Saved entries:
⁂
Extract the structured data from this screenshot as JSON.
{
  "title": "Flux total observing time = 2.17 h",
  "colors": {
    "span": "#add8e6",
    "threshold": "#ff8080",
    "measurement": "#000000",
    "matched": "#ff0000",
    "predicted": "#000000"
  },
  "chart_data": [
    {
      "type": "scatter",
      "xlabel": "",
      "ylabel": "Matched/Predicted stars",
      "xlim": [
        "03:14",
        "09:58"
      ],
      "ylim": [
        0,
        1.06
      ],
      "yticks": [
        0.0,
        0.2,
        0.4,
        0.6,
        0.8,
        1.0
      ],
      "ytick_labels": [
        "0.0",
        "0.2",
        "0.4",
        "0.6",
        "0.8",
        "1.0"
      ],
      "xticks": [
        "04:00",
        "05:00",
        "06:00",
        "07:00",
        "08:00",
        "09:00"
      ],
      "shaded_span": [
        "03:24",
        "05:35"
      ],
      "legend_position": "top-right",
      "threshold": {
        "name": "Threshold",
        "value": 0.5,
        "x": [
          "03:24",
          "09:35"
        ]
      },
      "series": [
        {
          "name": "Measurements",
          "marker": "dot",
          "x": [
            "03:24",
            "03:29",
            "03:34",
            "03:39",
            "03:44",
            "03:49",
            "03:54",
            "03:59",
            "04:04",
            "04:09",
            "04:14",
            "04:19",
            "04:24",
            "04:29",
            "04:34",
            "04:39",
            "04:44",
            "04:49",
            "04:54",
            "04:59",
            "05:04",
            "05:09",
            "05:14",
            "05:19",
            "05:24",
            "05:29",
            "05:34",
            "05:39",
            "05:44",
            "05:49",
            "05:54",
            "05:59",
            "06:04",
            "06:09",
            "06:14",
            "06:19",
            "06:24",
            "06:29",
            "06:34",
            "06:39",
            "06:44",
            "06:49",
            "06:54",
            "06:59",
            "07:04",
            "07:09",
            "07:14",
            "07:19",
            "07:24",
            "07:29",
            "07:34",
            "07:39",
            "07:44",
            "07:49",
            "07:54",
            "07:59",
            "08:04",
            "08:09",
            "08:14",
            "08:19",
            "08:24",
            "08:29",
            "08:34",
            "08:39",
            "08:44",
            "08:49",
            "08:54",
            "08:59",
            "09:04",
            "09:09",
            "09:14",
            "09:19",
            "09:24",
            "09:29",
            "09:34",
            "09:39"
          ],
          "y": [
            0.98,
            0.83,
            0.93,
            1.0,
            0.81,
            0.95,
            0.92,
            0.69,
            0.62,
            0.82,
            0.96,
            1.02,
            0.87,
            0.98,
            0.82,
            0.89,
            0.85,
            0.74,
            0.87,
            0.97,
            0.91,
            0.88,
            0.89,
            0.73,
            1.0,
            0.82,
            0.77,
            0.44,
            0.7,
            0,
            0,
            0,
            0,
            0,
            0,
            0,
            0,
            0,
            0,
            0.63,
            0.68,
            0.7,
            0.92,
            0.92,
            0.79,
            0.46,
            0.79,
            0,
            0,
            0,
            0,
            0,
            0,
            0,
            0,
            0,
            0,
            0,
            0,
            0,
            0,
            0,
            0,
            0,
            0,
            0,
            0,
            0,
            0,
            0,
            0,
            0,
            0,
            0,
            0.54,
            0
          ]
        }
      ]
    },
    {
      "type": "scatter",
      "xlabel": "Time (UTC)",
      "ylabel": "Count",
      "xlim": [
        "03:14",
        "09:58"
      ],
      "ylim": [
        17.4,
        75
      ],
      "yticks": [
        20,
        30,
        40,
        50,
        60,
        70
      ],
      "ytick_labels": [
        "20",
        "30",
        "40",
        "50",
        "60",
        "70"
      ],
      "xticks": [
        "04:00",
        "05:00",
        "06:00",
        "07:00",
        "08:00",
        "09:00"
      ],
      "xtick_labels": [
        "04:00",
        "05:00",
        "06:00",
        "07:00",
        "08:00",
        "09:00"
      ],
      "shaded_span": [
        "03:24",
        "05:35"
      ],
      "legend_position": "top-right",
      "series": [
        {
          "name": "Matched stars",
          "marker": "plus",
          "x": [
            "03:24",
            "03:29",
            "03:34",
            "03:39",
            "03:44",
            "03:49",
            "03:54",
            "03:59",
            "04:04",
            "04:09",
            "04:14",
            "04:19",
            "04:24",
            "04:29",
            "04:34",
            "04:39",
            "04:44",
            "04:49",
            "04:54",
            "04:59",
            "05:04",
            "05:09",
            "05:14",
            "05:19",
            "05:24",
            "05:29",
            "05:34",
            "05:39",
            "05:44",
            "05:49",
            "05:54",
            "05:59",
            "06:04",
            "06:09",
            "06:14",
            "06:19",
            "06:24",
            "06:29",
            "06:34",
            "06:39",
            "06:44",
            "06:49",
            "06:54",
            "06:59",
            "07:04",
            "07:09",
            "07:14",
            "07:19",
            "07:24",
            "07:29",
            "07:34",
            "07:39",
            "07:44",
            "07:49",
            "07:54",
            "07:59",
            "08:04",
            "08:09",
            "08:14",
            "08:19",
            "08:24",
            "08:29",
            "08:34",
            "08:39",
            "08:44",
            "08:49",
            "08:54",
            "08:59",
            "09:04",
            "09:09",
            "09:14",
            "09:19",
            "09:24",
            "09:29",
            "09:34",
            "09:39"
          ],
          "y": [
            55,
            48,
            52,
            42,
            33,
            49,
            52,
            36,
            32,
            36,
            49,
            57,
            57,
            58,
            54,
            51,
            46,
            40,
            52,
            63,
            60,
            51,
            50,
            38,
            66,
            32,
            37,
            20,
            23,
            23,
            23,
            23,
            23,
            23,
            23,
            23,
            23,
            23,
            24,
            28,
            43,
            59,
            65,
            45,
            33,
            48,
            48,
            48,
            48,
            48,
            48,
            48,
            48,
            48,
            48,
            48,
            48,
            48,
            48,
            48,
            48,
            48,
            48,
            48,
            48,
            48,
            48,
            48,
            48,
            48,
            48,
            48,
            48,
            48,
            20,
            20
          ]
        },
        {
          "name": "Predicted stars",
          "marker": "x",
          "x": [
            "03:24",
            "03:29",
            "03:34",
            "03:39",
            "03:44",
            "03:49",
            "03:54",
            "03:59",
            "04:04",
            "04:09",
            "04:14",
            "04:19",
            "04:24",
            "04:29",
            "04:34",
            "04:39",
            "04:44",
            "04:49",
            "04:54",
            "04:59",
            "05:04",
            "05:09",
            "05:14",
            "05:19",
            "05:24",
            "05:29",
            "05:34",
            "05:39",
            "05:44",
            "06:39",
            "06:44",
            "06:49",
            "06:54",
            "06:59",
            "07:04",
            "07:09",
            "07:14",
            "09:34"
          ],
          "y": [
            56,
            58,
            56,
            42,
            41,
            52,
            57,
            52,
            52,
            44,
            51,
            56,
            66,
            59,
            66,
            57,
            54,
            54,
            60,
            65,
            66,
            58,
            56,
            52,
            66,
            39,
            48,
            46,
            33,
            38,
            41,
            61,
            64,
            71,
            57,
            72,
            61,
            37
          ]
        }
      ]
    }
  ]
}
⁂
→ Work instructions:
Every entry needs to be retyped exactly.

→ Reply:
Extract the structured data from this screenshot as JSON.
{
  "title": "Flux total observing time = 2.17 h",
  "colors": {
    "span": "#add8e6",
    "threshold": "#ff8080",
    "measurement": "#000000",
    "matched": "#ff0000",
    "predicted": "#000000"
  },
  "chart_data": [
    {
      "type": "scatter",
      "xlabel": "",
      "ylabel": "Matched/Predicted stars",
      "xlim": [
        "03:14",
        "09:58"
      ],
      "ylim": [
        0,
        1.06
      ],
      "yticks": [
        0.0,
        0.2,
        0.4,
        0.6,
        0.8,
        1.0
      ],
      "ytick_labels": [
        "0.0",
        "0.2",
        "0.4",
        "0.6",
        "0.8",
        "1.0"
      ],
      "xticks": [
        "04:00",
        "05:00",
        "06:00",
        "07:00",
        "08:00",
        "09:00"
      ],
      "shaded_span": [
        "03:24",
        "05:35"
      ],
      "legend_position": "top-right",
      "threshold": {
        "name": "Threshold",
        "value": 0.5,
        "x": [
          "03:24",
          "09:35"
        ]
      },
      "series": [
        {
          "name": "Measurements",
          "marker": "dot",
          "x": [
            "03:24",
            "03:29",
            "03:34",
            "03:39",
            "03:44",
            "03:49",
            "03:54",
            "03:59",
            "04:04",
            "04:09",
            "04:14",
            "04:19",
            "04:24",
            "04:29",
            "04:34",
            "04:39",
            "04:44",
            "04:49",
            "04:54",
            "04:59",
            "05:04",
            "05:09",
            "05:14",
            "05:19",
            "05:24",
            "05:29",
            "05:34",
            "05:39",
            "05:44",
            "05:49",
            "05:54",
            "05:59",
            "06:04",
            "06:09",
            "06:14",
            "06:19",
            "06:24",
            "06:29",
            "06:34",
            "06:39",
            "06:44",
            "06:49",
            "06:54",
            "06:59",
            "07:04",
            "07:09",
            "07:14",
            "07:19",
            "07:24",
            "07:29",
            "07:34",
            "07:39",
            "07:44",
            "07:49",
            "07:54",
            "07:59",
            "08:04",
            "08:09",
            "08:14",
            "08:19",
            "08:24",
            "08:29",
            "08:34",
            "08:39",
            "08:44",
            "08:49",
            "08:54",
            "08:59",
            "09:04",
            "09:09",
            "09:14",
            "09:19",
            "09:24",
            "09:29",
            "09:34",
            "09:39"
          ],
          "y": [
            0.98,
            0.83,
            0.93,
            1.0,
            0.81,
            0.95,
            0.92,
            0.69,
            0.62,
            0.82,
            0.96,
            1.02,
            0.87,
            0.98,
            0.82,
            0.89,
            0.85,
            0.74,
            0.87,
            0.97,
            0.91,
            0.88,
            0.89,
            0.73,
            1.0,
            0.82,
            0.77,
            0.44,
            0.7,
            0,
            0,
            0,
            0,
            0,
            0,
            0,
            0,
            0,
            0,
            0.63,
            0.68,
            0.7,
            0.92,
            0.92,
            0.79,
            0.46,
            0.79,
            0,
            0,
            0,
            0,
            0,
            0,
            0,
            0,
            0,
            0,
            0,
            0,
            0,
            0,
            0,
            0,
            0,
            0,
            0,
            0,
            0,
            0,
            0,
            0,
            0,
            0,
            0,
            0.54,
            0
          ]
        }
      ]
    },
    {
      "type": "scatter",
      "xlabel": "Time (UTC)",
      "ylabel": "Count",
      "xlim": [
        "03:14",
        "09:58"
      ],
      "ylim": [
        17.4,
        75
      ],
      "yticks": [
        20,
        30,
        40,
        50,
        60,
        70
      ],
      "ytick_labels": [
        "20",
        "30",
        "40",
        "50",
        "60",
        "70"
      ],
      "xticks": [
        "04:00",
        "05:00",
        "06:00",
        "07:00",
        "08:00",
        "09:00"
      ],
      "xtick_labels": [
        "04:00",
        "05:00",
        "06:00",
        "07:00",
        "08:00",
        "09:00"
      ],
      "shaded_span": [
        "03:24",
        "05:35"
      ],
      "legend_position": "top-right",
      "series": [
        {
          "name": "Matched stars",
          "marker": "plus",
          "x": [
            "03:24",
            "03:29",
            "03:34",
            "03:39",
            "03:44",
            "03:49",
            "03:54",
            "03:59",
            "04:04",
            "04:09",
            "04:14",
            "04:19",
            "04:24",
            "04:29",
            "04:34",
            "04:39",
            "04:44",
            "04:49",
            "04:54",
            "04:59",
            "05:04",
            "05:09",
            "05:14",
            "05:19",
            "05:24",
            "05:29",
            "05:34",
            "05:39",
            "05:44",
            "05:49",
            "05:54",
            "05:59",
            "06:04",
            "06:09",
            "06:14",
            "06:19",
            "06:24",
            "06:29",
            "06:34",
            "06:39",
            "06:44",
            "06:49",
            "06:54",
            "06:59",
            "07:04",
            "07:09",
            "07:14",
            "07:19",
            "07:24",
            "07:29",
            "07:34",
            "07:39",
            "07:44",
            "07:49",
            "07:54",
            "07:59",
            "08:04",
            "08:09",
            "08:14",
            "08:19",
            "08:24",
            "08:29",
            "08:34",
            "08:39",
            "08:44",
            "08:49",
            "08:54",
            "08:59",
            "09:04",
            "09:09",
            "09:14",
            "09:19",
            "09:24",
            "09:29",
            "09:34",
            "09:39"
          ],
          "y": [
            55,
            48,
            52,
            42,
            33,
            49,
            52,
            36,
            32,
            36,
            49,
            57,
            57,
            58,
            54,
            51,
            46,
            40,
            52,
            63,
            60,
            51,
            50,
            38,
            66,
            32,
            37,
            20,
            23,
            23,
            23,
            23,
            23,
            23,
            23,
            23,
            23,
            23,
            24,
            28,
            43,
            59,
            65,
            45,
            33,
            48,
            48,
            48,
            48,
            48,
            48,
            48,
            48,
            48,
            48,
            48,
            48,
            48,
            48,
            48,
            48,
            48,
            48,
            48,
            48,
            48,
            48,
            48,
            48,
            48,
            48,
            48,
            48,
            48,
            20,
            20
          ]
        },
        {
          "name": "Predicted stars",
          "marker": "x",
          "x": [
            "03:24",
            "03:29",
            "03:34",
            "03:39",
            "03:44",
            "03:49",
            "03:54",
            "03:59",
            "04:04",
            "04:09",
            "04:14",
            "04:19",
            "04:24",
            "04:29",
            "04:34",
            "04:39",
            "04:44",
            "04:49",
            "04:54",
            "04:59",
            "05:04",
            "05:09",
            "05:14",
            "05:19",
            "05:24",
            "05:29",
            "05:34",
            "05:39",
            "05:44",
            "06:39",
            "06:44",
            "06:49",
            "06:54",
            "06:59",
            "07:04",
            "07:09",
            "07:14",
            "09:34"
          ],
          "y": [
            56,
            58,
            56,
            42,
            41,
            52,
            57,
            52,
            52,
            44,
            51,
            56,
            66,
            59,
            66,
            57,
            54,
            54,
            60,
            65,
            66,
            58,
            56,
            52,
            66,
            39,
            48,
            46,
            33,
            38,
            41,
            61,
            64,
            71,
            57,
            72,
            61,
            37
          ]
        }
      ]
    }
  ]
}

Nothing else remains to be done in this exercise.